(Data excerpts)
________________________________________

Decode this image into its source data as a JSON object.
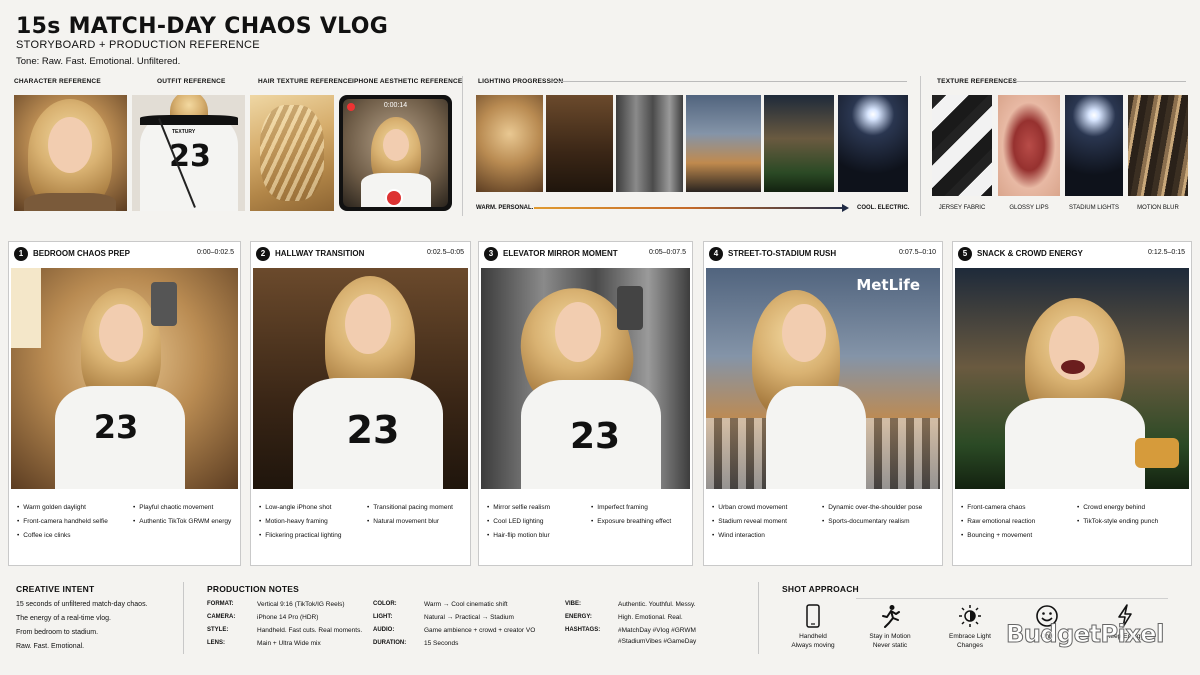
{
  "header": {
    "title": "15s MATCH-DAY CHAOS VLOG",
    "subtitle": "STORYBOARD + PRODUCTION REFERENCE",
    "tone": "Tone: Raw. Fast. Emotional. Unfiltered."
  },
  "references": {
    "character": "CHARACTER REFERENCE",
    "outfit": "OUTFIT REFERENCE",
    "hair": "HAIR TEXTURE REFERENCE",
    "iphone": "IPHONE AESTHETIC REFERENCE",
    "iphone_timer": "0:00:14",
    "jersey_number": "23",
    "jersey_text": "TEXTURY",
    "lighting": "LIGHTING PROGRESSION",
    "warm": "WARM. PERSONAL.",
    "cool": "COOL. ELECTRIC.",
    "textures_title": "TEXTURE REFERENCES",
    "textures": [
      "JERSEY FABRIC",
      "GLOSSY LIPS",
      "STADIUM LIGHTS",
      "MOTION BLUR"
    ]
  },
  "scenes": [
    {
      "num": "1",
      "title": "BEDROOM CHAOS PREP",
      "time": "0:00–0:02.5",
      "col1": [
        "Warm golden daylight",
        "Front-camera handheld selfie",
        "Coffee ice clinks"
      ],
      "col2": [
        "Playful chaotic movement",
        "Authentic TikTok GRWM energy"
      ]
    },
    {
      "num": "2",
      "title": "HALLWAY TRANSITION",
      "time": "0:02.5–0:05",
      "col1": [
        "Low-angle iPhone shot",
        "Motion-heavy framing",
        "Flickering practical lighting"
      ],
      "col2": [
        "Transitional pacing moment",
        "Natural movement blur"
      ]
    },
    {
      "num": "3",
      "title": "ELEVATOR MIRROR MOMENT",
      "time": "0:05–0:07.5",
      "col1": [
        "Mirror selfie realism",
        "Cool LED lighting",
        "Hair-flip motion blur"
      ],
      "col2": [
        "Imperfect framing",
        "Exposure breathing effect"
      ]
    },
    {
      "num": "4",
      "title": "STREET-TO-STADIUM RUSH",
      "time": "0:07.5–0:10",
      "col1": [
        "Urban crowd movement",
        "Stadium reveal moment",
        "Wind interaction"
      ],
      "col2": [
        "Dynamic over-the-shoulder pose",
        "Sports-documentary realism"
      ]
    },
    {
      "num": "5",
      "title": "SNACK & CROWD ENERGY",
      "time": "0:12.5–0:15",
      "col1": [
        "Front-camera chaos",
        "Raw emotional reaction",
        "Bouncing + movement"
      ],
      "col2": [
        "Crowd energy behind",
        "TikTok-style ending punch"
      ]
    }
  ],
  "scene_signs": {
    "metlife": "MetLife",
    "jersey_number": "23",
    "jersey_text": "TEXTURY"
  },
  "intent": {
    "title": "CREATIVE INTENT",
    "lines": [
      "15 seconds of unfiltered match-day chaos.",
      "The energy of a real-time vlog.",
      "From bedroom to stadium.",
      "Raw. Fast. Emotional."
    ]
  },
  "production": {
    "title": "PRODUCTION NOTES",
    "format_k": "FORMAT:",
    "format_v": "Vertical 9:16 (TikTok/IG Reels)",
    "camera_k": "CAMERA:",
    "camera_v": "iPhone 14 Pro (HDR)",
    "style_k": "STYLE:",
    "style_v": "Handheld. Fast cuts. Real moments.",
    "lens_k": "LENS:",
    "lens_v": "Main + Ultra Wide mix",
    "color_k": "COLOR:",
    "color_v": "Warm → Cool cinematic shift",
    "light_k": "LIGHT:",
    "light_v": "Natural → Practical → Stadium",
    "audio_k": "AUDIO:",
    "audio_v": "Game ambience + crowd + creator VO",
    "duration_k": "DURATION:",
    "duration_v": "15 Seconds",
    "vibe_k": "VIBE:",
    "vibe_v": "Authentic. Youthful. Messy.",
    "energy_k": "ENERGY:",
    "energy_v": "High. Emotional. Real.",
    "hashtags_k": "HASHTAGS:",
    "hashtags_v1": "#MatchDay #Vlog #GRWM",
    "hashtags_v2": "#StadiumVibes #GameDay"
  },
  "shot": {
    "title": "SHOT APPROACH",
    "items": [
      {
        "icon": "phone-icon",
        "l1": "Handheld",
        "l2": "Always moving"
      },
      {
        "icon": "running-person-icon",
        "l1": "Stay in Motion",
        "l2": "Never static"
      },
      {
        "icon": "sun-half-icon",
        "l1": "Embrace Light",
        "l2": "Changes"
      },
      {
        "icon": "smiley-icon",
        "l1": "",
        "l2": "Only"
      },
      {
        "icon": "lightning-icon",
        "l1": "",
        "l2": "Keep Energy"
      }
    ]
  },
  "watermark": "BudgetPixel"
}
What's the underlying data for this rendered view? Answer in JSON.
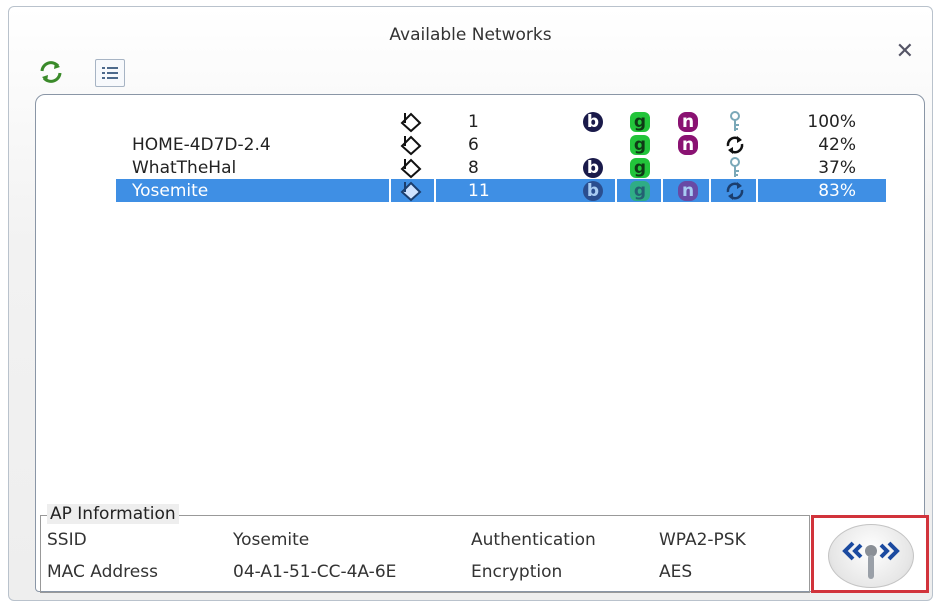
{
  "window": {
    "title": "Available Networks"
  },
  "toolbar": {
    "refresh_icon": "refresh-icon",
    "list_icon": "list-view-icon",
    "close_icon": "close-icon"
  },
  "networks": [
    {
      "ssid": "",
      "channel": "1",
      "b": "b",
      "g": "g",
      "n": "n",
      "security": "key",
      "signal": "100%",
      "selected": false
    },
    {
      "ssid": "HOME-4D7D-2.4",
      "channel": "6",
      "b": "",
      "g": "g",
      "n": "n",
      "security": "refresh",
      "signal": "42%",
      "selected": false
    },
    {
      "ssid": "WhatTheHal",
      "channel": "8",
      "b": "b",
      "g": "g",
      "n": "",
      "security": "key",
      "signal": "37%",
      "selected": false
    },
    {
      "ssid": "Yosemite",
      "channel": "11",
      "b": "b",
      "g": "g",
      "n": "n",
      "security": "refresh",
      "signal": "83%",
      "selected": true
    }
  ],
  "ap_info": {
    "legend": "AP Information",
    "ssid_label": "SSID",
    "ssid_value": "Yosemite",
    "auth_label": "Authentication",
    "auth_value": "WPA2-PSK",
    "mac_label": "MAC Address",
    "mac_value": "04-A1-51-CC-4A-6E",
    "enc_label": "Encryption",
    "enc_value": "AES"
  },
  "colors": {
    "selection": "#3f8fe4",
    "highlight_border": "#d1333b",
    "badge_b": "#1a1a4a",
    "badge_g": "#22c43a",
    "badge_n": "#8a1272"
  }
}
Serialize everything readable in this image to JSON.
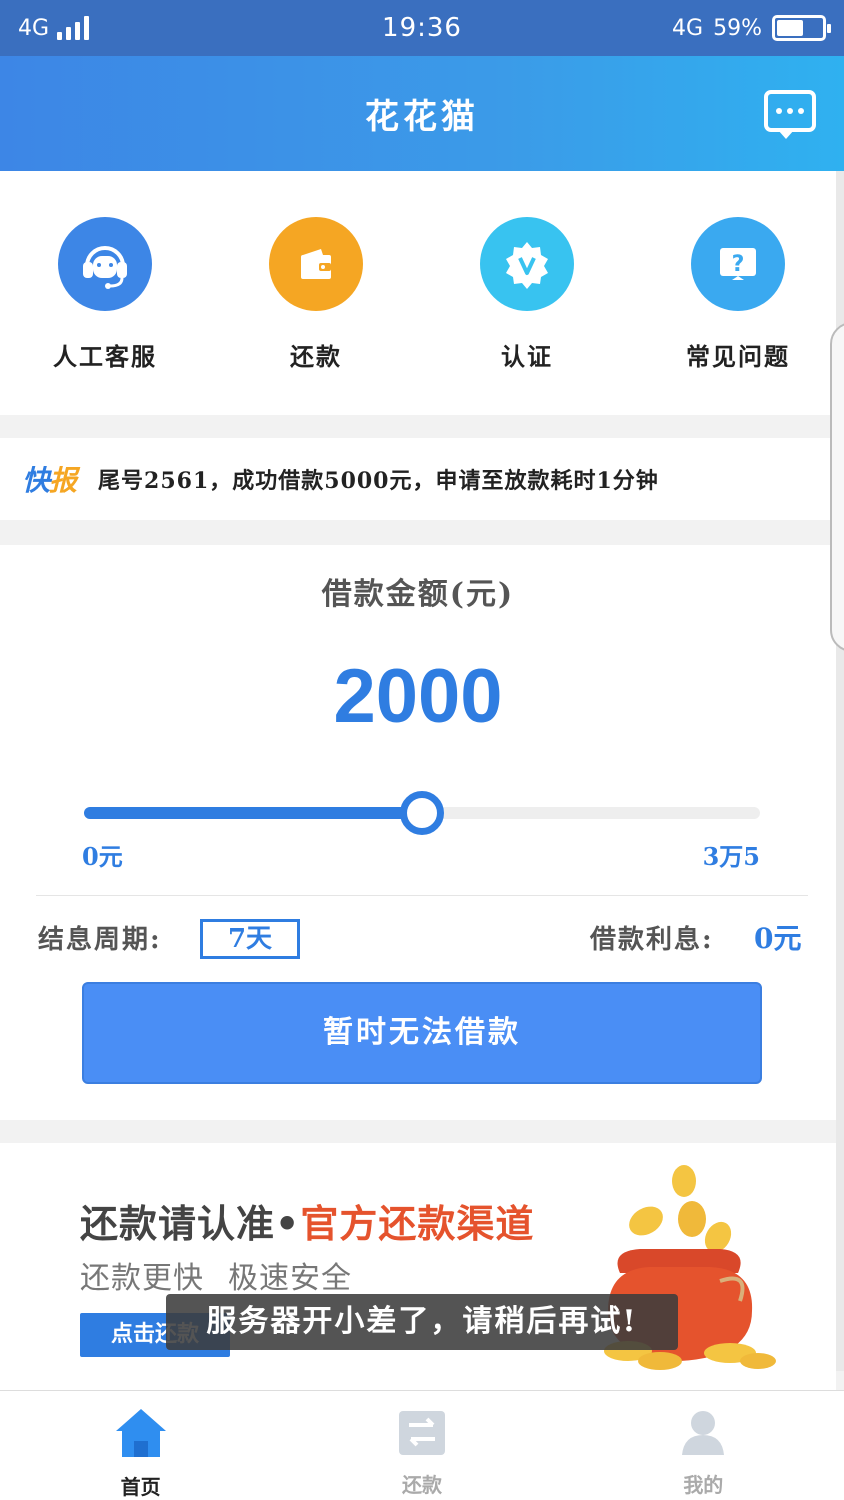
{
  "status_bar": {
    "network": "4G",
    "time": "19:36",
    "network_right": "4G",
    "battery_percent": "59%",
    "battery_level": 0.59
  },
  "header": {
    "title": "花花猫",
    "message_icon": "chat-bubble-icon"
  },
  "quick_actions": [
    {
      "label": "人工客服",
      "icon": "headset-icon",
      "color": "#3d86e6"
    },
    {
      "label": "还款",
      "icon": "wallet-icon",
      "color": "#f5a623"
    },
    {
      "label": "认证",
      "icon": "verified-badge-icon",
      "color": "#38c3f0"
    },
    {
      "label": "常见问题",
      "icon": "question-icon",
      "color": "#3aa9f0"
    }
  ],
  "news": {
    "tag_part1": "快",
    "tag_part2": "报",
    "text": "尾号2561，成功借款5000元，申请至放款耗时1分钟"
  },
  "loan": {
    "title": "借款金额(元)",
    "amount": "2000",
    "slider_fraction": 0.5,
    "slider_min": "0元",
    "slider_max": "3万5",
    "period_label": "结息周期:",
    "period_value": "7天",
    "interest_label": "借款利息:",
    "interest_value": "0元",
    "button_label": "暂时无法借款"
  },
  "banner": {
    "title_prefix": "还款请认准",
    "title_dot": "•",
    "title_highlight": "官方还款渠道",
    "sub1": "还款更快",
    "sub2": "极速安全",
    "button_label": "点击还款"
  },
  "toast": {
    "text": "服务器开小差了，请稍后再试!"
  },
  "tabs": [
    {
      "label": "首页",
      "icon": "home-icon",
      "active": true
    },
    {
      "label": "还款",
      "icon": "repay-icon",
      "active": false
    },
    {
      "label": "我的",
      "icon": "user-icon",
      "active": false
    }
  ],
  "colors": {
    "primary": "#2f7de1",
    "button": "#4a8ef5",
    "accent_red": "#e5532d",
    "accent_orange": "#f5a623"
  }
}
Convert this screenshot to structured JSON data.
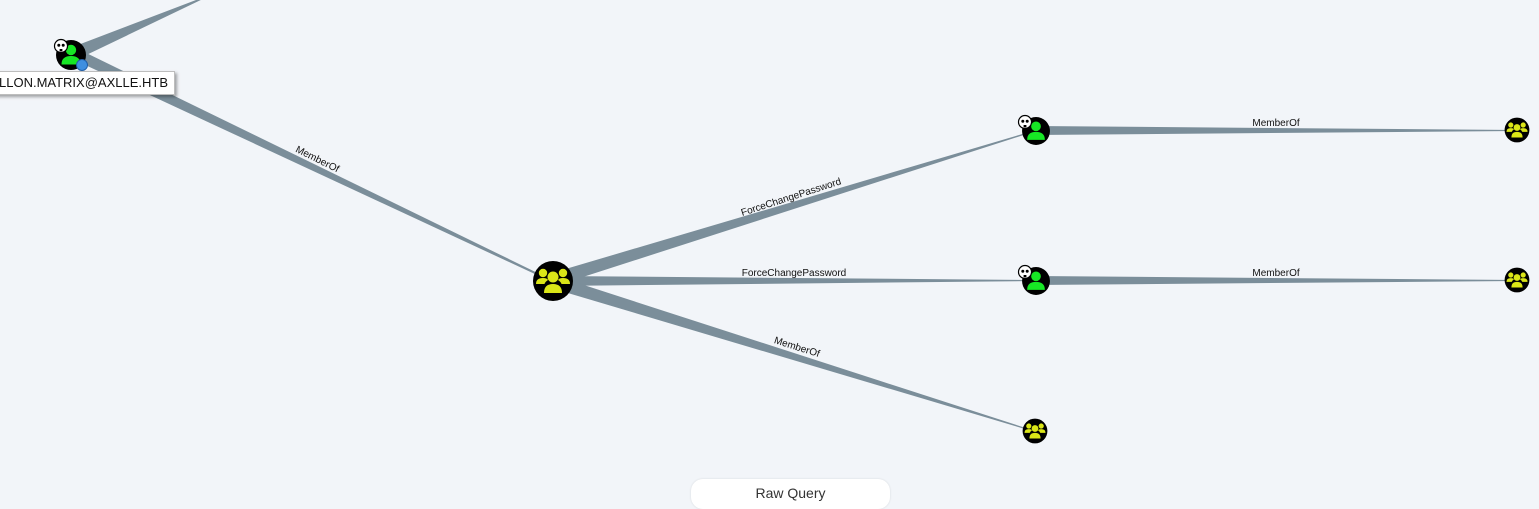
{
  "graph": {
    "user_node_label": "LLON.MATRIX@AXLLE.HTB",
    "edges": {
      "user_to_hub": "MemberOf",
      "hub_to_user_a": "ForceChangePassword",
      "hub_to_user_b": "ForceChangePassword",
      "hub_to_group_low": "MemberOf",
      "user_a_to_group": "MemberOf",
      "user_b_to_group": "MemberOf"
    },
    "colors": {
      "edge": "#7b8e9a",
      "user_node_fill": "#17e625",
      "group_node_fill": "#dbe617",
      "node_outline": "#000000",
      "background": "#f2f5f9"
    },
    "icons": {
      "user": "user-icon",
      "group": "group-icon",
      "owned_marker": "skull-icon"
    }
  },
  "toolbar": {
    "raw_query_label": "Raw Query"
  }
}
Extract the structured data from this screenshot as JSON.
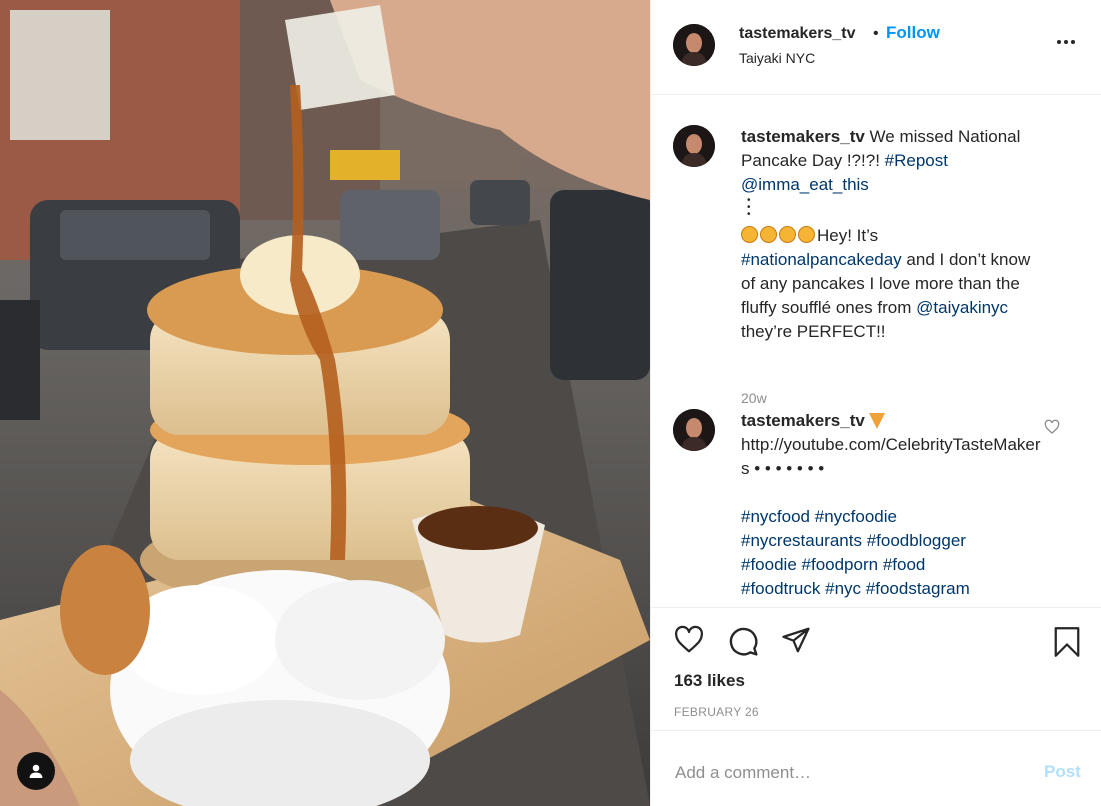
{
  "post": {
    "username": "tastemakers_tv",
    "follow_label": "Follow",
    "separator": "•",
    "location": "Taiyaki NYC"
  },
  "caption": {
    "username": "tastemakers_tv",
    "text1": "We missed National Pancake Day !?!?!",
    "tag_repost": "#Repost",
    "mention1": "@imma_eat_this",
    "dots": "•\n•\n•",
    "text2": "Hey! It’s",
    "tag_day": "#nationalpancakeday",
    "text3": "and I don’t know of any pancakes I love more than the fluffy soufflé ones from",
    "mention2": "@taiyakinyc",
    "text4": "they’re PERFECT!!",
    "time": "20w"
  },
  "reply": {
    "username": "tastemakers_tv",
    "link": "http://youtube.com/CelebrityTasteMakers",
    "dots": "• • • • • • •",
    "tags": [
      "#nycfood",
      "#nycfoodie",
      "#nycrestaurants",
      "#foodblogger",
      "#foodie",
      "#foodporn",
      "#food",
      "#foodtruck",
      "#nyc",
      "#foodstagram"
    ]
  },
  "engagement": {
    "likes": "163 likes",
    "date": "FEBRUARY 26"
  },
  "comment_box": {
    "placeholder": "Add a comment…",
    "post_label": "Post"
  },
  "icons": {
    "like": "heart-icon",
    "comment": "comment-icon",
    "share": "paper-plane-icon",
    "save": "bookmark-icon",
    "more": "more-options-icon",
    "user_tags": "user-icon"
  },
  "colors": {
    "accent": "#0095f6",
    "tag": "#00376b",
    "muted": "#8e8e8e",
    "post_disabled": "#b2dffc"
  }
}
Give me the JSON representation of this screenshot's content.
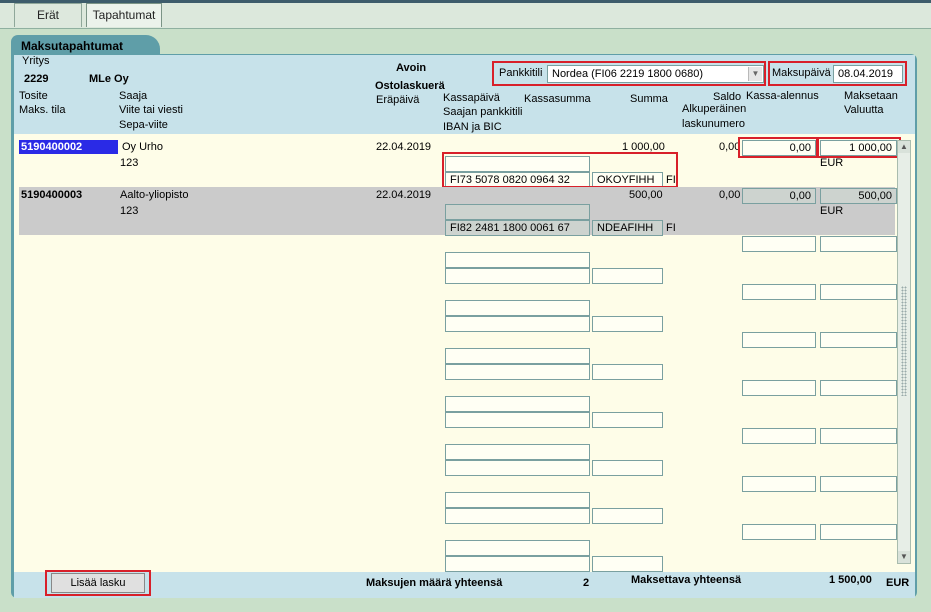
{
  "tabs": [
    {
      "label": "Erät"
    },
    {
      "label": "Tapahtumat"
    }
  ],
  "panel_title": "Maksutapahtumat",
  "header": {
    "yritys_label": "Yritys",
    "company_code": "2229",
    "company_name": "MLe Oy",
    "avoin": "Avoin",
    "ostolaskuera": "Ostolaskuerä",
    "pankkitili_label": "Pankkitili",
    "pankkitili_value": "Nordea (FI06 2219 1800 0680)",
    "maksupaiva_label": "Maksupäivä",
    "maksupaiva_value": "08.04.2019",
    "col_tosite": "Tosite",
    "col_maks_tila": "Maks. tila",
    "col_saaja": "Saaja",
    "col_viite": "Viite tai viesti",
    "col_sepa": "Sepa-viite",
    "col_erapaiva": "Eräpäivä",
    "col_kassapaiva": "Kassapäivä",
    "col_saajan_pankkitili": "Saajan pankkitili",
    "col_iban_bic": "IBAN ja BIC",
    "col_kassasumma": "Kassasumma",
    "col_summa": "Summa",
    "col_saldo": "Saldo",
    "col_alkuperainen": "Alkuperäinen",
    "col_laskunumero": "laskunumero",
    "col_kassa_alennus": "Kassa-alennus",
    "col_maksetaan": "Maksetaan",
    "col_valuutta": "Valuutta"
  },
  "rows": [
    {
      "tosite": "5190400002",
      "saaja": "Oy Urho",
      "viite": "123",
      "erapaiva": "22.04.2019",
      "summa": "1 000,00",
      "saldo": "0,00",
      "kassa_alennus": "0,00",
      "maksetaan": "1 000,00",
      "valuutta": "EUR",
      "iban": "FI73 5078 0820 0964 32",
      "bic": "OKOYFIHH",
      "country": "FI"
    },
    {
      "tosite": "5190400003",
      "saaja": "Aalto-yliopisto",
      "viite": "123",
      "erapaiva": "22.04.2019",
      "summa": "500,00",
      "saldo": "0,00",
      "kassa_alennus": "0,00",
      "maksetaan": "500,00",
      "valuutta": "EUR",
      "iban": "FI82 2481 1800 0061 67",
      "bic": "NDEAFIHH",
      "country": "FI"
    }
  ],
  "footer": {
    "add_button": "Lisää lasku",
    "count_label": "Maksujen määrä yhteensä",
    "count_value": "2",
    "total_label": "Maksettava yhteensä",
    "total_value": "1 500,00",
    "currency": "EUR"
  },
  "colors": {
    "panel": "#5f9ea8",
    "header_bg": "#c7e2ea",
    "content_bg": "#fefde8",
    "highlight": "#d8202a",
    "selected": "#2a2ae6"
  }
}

________________________________________

**PROBLEM STATEMENT:** Copy out every line from the data above that has "screenshot" in it.

**RESPONSE BELOW:**
Convert this screenshot to structured JSON data.
Extract the structured data from this screenshot as JSON.
Give me the JSON representation of this screenshot's content.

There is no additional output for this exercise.